To do:
All lines below must be repeated exactly, with the pictures omitted.

Collected data entries:
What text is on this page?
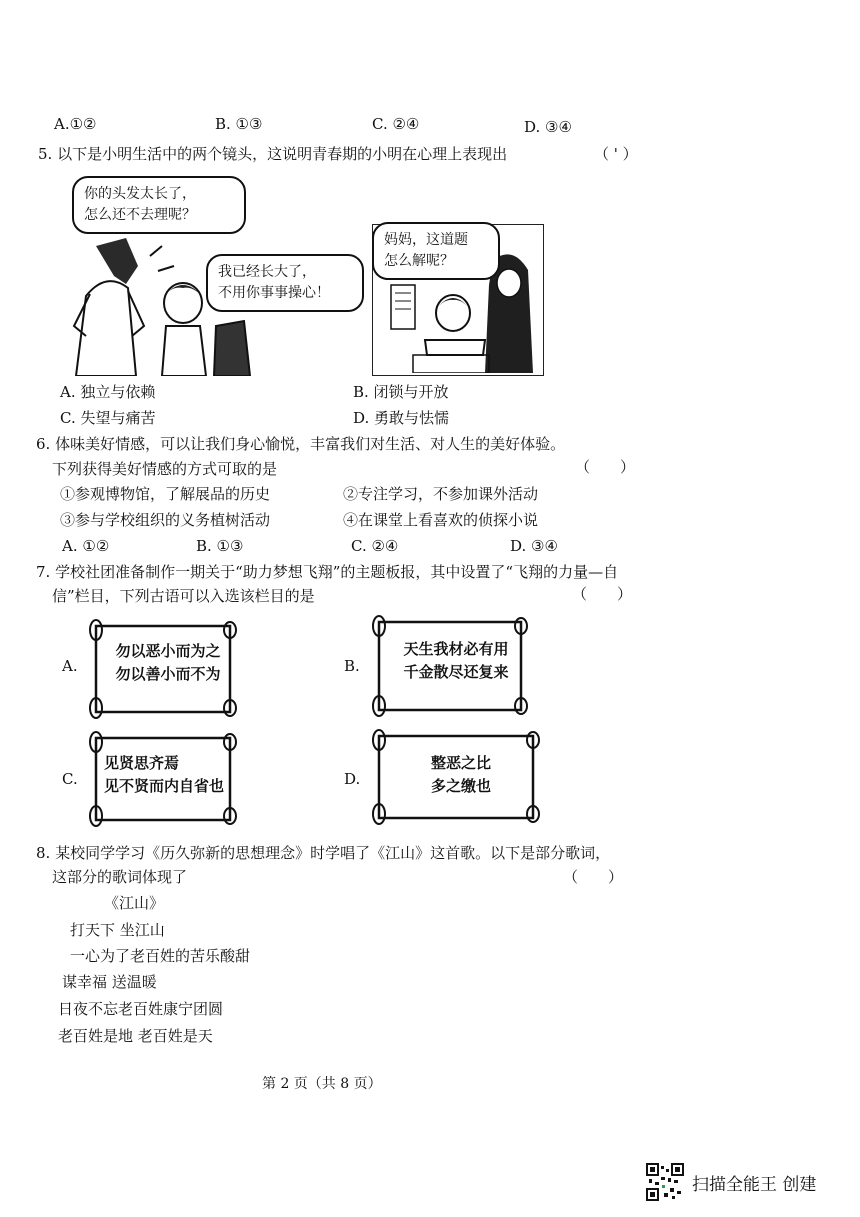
A.①②	B. ①③	C. ②④	D. ③④
5. 以下是小明生活中的两个镜头，这说明青春期的小明在心理上表现出	（ ' ）
你的头发太长了，
怎么还不去理呢？
我已经长大了，
不用你事事操心！
妈妈，这道题
怎么解呢？
A. 独立与依赖	B. 闭锁与开放
C. 失望与痛苦	D. 勇敢与怯懦
6. 体味美好情感，可以让我们身心愉悦，丰富我们对生活、对人生的美好体验。
下列获得美好情感的方式可取的是	（　　）
①参观博物馆，了解展品的历史	②专注学习，不参加课外活动
③参与学校组织的义务植树活动	④在课堂上看喜欢的侦探小说
A. ①②	B. ①③	C. ②④	D. ③④
7. 学校社团准备制作一期关于“助力梦想飞翔”的主题板报，其中设置了“飞翔的力量—自
信”栏目，下列古语可以入选该栏目的是	（　　）
A.
勿以恶小而为之
勿以善小而不为	B.
天生我材必有用
千金散尽还复来
C.
见贤思齐焉
见不贤而内自省也	D.
整恶之比
多之缴也
8. 某校同学学习《历久弥新的思想理念》时学唱了《江山》这首歌。以下是部分歌词，
这部分的歌词体现了	（　　）
《江山》
打天下 坐江山
一心为了老百姓的苦乐酸甜
谋幸福 送温暖
日夜不忘老百姓康宁团圆
老百姓是地 老百姓是天
第 2 页（共 8 页）
扫描全能王 创建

Solution to this task:
What text is on this page?
A.①②	B. ①③	C. ②④	D. ③④
5. 以下是小明生活中的两个镜头，这说明青春期的小明在心理上表现出	（ ' ）
你的头发太长了，
怎么还不去理呢？
我已经长大了，
不用你事事操心！
妈妈，这道题
怎么解呢？
A. 独立与依赖	B. 闭锁与开放
C. 失望与痛苦	D. 勇敢与怯懦
6. 体味美好情感，可以让我们身心愉悦，丰富我们对生活、对人生的美好体验。
下列获得美好情感的方式可取的是	（　　）
①参观博物馆，了解展品的历史	②专注学习，不参加课外活动
③参与学校组织的义务植树活动	④在课堂上看喜欢的侦探小说
A. ①②	B. ①③	C. ②④	D. ③④
7. 学校社团准备制作一期关于“助力梦想飞翔”的主题板报，其中设置了“飞翔的力量—自
信”栏目，下列古语可以入选该栏目的是	（　　）
A.
勿以恶小而为之
勿以善小而不为	B.
天生我材必有用
千金散尽还复来
C.
见贤思齐焉
见不贤而内自省也	D.
整恶之比
多之缴也
8. 某校同学学习《历久弥新的思想理念》时学唱了《江山》这首歌。以下是部分歌词，
这部分的歌词体现了	（　　）
《江山》
打天下 坐江山
一心为了老百姓的苦乐酸甜
谋幸福 送温暖
日夜不忘老百姓康宁团圆
老百姓是地 老百姓是天
第 2 页（共 8 页）
扫描全能王 创建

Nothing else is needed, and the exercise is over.